**Task description**: Please give the listing again in its entirety, exactly as written.

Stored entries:
· · · · · · ·

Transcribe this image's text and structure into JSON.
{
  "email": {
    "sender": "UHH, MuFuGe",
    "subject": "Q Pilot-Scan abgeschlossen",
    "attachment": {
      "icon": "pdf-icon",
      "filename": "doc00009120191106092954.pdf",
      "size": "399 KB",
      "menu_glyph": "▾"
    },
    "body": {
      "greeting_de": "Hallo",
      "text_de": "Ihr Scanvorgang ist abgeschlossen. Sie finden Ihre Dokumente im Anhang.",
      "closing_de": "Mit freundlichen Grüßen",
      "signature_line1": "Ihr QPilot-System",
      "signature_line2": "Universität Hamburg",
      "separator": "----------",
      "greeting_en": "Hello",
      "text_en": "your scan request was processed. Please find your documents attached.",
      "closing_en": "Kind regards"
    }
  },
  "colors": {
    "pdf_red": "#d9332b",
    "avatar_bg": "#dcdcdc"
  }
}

· · · · · · ·

**Exercise response**:
Transcribe this image's text and structure into JSON.
{
  "email": {
    "sender": "UHH, MuFuGe",
    "subject": "Q Pilot-Scan abgeschlossen",
    "attachment": {
      "icon": "pdf-icon",
      "filename": "doc00009120191106092954.pdf",
      "size": "399 KB",
      "menu_glyph": "▾"
    },
    "body": {
      "greeting_de": "Hallo",
      "text_de": "Ihr Scanvorgang ist abgeschlossen. Sie finden Ihre Dokumente im Anhang.",
      "closing_de": "Mit freundlichen Grüßen",
      "signature_line1": "Ihr QPilot-System",
      "signature_line2": "Universität Hamburg",
      "separator": "----------",
      "greeting_en": "Hello",
      "text_en": "your scan request was processed. Please find your documents attached.",
      "closing_en": "Kind regards"
    }
  },
  "colors": {
    "pdf_red": "#d9332b",
    "avatar_bg": "#dcdcdc"
  }
}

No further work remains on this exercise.